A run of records

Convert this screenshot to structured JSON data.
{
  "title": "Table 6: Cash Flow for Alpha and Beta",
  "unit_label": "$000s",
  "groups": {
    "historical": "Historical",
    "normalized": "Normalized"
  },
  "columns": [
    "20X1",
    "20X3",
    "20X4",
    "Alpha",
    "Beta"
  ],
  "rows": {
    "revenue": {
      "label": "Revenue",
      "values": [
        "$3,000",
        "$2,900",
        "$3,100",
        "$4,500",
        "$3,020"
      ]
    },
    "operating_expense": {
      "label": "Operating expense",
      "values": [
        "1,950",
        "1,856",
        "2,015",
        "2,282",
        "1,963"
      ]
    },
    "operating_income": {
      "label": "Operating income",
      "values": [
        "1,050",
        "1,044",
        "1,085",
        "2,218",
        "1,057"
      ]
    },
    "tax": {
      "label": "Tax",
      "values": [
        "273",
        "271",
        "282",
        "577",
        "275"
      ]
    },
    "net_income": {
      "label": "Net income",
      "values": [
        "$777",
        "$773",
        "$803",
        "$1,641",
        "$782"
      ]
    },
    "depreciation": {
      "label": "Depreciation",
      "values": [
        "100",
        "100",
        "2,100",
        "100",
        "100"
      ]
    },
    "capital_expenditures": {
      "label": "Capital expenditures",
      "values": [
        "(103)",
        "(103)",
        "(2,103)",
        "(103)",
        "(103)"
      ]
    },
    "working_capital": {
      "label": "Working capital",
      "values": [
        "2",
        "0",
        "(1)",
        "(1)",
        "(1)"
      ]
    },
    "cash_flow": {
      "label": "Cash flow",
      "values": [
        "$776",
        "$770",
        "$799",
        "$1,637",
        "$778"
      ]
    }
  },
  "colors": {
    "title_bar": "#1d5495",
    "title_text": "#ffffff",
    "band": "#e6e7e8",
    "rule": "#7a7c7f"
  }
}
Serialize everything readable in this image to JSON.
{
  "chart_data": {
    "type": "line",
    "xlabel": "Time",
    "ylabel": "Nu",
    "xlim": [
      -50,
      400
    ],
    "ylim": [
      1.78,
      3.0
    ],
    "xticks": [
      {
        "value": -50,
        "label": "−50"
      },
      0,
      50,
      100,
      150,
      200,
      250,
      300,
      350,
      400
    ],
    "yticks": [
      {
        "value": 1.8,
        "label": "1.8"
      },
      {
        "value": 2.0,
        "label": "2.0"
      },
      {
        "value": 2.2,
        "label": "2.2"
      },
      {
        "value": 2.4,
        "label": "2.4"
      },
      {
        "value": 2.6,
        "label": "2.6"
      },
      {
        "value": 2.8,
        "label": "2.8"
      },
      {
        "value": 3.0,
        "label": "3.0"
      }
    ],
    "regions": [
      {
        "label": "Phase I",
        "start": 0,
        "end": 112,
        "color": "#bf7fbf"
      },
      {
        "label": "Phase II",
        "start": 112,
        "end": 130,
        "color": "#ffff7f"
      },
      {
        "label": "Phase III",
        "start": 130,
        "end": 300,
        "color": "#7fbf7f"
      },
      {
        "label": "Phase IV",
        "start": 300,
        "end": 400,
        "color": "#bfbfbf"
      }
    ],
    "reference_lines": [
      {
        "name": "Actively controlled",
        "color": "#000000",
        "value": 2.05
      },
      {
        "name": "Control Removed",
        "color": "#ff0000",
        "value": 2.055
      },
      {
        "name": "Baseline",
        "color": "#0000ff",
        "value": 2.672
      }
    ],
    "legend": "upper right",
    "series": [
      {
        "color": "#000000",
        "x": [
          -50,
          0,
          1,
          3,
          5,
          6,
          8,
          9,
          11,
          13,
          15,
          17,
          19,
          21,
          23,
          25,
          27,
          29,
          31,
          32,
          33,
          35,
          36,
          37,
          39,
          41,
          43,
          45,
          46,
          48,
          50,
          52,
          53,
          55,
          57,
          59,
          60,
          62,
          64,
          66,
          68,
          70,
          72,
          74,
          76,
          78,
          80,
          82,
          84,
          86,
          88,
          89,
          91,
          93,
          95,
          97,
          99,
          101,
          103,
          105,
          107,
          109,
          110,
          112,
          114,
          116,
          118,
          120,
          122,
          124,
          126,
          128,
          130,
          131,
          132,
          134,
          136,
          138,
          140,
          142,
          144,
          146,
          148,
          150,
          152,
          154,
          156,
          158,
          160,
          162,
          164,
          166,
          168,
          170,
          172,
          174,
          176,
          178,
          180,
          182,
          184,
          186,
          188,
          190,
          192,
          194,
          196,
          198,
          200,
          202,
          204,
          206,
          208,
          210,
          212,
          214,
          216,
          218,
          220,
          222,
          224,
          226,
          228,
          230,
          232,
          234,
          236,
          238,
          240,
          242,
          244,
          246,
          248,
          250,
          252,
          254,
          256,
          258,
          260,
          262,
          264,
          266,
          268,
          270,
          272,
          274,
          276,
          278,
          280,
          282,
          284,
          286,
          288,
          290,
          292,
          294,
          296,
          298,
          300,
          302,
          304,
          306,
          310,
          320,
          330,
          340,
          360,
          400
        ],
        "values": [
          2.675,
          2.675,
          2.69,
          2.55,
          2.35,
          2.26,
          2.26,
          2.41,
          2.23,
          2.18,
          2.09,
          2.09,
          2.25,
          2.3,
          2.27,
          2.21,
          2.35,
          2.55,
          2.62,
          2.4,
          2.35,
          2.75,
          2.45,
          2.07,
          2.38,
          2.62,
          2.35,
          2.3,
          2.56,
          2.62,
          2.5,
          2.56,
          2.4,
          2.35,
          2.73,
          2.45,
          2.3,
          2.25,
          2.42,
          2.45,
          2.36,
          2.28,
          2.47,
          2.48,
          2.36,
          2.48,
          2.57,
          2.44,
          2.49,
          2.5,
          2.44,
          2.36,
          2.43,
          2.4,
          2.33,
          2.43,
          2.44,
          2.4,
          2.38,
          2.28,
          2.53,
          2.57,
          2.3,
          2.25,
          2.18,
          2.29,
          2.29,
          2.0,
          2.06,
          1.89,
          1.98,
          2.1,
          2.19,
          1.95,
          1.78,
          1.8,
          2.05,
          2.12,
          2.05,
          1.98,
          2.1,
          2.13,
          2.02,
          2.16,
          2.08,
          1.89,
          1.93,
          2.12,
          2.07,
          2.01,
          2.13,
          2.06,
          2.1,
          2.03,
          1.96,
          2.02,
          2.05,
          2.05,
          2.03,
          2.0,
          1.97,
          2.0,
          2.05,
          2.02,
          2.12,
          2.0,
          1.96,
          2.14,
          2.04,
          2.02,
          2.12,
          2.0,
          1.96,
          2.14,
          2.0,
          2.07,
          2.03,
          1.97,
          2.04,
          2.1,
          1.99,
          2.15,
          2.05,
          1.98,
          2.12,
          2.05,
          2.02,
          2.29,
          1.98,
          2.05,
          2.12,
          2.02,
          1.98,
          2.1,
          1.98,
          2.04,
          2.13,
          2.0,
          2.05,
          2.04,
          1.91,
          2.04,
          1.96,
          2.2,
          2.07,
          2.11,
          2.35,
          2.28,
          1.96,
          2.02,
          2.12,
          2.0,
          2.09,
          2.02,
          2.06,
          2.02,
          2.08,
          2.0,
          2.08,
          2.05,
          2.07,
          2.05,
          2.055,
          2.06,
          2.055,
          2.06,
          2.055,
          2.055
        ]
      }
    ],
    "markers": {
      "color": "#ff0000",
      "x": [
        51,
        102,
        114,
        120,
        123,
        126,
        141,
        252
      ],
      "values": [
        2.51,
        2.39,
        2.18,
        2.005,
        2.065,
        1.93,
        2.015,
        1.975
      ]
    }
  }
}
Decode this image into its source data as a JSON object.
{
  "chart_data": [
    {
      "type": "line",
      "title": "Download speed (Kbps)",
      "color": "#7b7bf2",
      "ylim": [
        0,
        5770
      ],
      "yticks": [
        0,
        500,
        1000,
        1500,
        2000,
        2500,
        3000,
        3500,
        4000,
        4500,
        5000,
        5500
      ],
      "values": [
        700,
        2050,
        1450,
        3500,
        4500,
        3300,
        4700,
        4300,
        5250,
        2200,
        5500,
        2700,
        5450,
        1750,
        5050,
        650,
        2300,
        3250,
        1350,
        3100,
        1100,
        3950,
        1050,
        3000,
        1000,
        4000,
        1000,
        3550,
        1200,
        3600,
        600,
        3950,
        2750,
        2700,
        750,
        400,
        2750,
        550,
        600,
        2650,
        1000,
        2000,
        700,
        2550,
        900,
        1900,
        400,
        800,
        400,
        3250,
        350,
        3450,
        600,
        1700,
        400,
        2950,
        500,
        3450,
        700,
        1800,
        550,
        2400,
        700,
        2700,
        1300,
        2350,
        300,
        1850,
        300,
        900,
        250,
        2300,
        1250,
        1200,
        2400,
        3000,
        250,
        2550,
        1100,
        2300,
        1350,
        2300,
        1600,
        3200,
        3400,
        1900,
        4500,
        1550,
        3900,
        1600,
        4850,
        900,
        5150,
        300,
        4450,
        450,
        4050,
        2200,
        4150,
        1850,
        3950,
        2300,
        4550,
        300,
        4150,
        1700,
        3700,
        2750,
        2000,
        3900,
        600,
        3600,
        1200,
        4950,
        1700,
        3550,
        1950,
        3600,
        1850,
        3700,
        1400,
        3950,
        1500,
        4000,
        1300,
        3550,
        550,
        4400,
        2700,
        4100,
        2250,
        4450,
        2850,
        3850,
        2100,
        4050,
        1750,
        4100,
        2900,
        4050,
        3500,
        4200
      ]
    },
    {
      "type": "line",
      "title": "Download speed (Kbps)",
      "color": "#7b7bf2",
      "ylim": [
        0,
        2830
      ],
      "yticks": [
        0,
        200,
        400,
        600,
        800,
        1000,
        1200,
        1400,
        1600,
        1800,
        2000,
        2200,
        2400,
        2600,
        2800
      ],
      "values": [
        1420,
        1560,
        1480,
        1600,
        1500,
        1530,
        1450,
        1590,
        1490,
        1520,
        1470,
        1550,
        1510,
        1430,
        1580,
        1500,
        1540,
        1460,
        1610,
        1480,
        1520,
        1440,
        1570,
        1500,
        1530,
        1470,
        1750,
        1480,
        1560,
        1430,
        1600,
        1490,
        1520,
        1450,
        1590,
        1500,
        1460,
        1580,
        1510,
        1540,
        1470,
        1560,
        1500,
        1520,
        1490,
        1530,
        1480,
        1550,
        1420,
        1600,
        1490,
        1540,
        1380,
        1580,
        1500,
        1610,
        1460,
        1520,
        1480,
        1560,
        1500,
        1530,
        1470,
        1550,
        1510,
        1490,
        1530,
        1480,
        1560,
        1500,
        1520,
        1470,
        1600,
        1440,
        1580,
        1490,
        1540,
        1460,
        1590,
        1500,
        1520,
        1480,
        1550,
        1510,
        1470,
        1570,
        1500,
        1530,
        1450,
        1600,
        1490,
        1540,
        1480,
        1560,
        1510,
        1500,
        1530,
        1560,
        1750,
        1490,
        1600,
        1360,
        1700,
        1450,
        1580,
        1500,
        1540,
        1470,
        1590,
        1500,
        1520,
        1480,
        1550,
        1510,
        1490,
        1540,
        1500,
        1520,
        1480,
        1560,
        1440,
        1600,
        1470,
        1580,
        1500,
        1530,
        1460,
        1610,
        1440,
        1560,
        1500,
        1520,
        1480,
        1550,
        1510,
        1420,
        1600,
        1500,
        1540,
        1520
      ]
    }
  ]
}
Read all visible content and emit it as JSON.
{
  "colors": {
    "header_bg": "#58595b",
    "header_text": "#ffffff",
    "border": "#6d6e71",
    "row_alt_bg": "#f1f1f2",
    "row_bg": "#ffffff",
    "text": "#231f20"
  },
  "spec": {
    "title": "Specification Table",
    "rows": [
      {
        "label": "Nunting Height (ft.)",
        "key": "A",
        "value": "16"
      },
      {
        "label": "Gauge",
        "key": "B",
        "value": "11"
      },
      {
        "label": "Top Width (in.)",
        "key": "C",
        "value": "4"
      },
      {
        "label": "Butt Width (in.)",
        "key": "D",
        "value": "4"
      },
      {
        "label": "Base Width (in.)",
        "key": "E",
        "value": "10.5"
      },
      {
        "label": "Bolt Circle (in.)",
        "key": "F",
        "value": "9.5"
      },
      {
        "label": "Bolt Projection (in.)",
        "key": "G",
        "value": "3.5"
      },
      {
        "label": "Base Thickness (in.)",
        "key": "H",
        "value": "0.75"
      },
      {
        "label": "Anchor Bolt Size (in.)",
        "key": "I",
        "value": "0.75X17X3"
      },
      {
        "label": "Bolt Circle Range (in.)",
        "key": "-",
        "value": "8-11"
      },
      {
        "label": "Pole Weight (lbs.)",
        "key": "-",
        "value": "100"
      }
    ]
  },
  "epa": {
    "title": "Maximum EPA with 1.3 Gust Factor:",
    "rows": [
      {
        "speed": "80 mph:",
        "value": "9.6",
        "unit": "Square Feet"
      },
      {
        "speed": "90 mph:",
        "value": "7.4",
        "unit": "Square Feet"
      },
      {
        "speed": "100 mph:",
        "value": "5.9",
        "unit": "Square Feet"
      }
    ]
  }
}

### WRITTEN PROBLEM
Check each line above for "Alpha" and return the ones that have it.

### EXPECTED OUTPUT
  "title": "Table 6: Cash Flow for Alpha and Beta",
    "Alpha",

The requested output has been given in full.